Saved entries
++++++

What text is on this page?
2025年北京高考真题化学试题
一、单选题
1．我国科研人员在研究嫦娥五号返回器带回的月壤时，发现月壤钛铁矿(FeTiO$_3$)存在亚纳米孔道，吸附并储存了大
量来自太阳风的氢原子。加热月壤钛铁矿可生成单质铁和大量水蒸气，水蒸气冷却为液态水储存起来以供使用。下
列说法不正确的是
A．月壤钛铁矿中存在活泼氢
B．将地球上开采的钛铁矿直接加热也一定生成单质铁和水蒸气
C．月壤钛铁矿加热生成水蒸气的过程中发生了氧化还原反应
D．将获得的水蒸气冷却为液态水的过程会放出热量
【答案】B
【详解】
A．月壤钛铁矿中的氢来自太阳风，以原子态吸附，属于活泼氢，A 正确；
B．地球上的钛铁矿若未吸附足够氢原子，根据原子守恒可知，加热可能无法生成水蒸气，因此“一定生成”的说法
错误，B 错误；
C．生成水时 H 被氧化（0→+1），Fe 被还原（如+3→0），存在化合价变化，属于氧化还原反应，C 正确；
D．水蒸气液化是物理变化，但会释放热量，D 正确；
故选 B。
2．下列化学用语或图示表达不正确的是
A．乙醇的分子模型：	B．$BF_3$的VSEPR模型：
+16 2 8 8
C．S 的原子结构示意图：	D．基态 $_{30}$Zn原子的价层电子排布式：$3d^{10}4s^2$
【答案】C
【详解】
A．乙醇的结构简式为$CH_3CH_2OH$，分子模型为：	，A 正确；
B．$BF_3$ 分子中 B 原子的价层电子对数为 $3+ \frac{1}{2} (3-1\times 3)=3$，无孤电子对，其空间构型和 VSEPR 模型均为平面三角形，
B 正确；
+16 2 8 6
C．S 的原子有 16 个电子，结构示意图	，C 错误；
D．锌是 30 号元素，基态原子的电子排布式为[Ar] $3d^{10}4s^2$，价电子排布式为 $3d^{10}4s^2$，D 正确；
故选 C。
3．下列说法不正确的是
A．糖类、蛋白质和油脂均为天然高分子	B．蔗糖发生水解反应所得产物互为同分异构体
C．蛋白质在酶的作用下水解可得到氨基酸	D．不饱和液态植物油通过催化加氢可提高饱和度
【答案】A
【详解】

++++++

Your instructions —
Quote each line above in full, word for word.

Task solution —
What text is on this page?
2025年北京高考真题化学试题
一、单选题
1．我国科研人员在研究嫦娥五号返回器带回的月壤时，发现月壤钛铁矿(FeTiO$_3$)存在亚纳米孔道，吸附并储存了大
量来自太阳风的氢原子。加热月壤钛铁矿可生成单质铁和大量水蒸气，水蒸气冷却为液态水储存起来以供使用。下
列说法不正确的是
A．月壤钛铁矿中存在活泼氢
B．将地球上开采的钛铁矿直接加热也一定生成单质铁和水蒸气
C．月壤钛铁矿加热生成水蒸气的过程中发生了氧化还原反应
D．将获得的水蒸气冷却为液态水的过程会放出热量
【答案】B
【详解】
A．月壤钛铁矿中的氢来自太阳风，以原子态吸附，属于活泼氢，A 正确；
B．地球上的钛铁矿若未吸附足够氢原子，根据原子守恒可知，加热可能无法生成水蒸气，因此“一定生成”的说法
错误，B 错误；
C．生成水时 H 被氧化（0→+1），Fe 被还原（如+3→0），存在化合价变化，属于氧化还原反应，C 正确；
D．水蒸气液化是物理变化，但会释放热量，D 正确；
故选 B。
2．下列化学用语或图示表达不正确的是
A．乙醇的分子模型：	B．$BF_3$的VSEPR模型：
+16 2 8 8
C．S 的原子结构示意图：	D．基态 $_{30}$Zn原子的价层电子排布式：$3d^{10}4s^2$
【答案】C
【详解】
A．乙醇的结构简式为$CH_3CH_2OH$，分子模型为：	，A 正确；
B．$BF_3$ 分子中 B 原子的价层电子对数为 $3+ \frac{1}{2} (3-1\times 3)=3$，无孤电子对，其空间构型和 VSEPR 模型均为平面三角形，
B 正确；
+16 2 8 6
C．S 的原子有 16 个电子，结构示意图	，C 错误；
D．锌是 30 号元素，基态原子的电子排布式为[Ar] $3d^{10}4s^2$，价电子排布式为 $3d^{10}4s^2$，D 正确；
故选 C。
3．下列说法不正确的是
A．糖类、蛋白质和油脂均为天然高分子	B．蔗糖发生水解反应所得产物互为同分异构体
C．蛋白质在酶的作用下水解可得到氨基酸	D．不饱和液态植物油通过催化加氢可提高饱和度
【答案】A
【详解】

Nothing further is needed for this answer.